DIRECTIVE - Pick out each line of the records in which the word "تلقائيا" appears.

[Entries from a dataset]
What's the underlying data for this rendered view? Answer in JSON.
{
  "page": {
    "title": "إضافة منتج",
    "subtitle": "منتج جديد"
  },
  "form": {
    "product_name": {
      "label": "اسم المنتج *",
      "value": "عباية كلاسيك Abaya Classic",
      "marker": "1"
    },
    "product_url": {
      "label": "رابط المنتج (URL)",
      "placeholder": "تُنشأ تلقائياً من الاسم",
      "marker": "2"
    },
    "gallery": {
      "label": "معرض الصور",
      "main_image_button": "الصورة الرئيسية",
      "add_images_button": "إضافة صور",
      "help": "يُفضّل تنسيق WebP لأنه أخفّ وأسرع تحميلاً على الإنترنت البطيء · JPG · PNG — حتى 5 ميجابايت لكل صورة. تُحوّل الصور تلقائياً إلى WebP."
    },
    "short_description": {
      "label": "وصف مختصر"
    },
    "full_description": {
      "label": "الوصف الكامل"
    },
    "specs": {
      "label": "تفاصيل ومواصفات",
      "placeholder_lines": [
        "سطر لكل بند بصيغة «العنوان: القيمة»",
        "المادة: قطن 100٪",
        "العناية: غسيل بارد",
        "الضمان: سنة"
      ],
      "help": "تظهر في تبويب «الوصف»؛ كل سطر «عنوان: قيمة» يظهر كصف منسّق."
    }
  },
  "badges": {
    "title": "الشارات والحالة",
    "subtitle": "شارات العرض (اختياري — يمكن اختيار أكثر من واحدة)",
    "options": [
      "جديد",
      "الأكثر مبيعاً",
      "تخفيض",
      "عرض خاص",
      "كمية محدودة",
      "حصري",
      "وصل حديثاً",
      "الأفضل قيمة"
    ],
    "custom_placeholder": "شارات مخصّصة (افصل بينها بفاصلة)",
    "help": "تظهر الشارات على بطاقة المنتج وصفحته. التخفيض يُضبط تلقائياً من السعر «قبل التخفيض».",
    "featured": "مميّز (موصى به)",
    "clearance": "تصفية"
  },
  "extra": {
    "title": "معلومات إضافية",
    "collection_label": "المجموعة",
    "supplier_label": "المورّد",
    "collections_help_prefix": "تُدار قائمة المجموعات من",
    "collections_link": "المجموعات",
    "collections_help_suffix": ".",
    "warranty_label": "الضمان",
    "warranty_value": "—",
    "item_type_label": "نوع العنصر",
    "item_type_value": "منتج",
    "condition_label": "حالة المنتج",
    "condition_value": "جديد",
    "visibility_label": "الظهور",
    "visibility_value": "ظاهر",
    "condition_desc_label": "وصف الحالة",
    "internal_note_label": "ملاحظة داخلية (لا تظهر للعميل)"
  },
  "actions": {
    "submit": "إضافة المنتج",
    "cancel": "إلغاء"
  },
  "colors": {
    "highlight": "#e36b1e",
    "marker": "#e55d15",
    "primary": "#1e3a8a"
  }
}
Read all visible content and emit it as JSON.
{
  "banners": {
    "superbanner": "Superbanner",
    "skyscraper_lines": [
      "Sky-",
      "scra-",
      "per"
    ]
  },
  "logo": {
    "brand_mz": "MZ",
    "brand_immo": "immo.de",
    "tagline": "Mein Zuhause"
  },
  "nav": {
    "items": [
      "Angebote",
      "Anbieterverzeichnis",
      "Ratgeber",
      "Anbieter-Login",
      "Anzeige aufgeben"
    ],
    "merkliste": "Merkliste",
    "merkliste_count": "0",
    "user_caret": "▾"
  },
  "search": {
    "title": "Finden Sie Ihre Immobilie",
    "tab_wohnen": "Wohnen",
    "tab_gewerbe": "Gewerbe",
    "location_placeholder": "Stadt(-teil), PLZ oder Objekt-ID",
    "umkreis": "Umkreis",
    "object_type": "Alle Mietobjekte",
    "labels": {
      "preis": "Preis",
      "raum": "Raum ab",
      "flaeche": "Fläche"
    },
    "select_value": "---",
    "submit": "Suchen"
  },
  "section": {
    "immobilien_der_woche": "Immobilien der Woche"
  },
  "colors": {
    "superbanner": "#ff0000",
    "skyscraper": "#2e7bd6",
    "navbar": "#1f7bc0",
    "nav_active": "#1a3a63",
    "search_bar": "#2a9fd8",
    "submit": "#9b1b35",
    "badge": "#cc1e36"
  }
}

THE ANSWER -
      "placeholder": "تُنشأ تلقائياً من الاسم",
      "help": "يُفضّل تنسيق WebP لأنه أخفّ وأسرع تحميلاً على الإنترنت البطيء · JPG · PNG — حتى 5 ميجابايت لكل صورة. تُحوّل الصور تلقائياً إلى WebP."
    "help": "تظهر الشارات على بطاقة المنتج وصفحته. التخفيض يُضبط تلقائياً من السعر «قبل التخفيض».",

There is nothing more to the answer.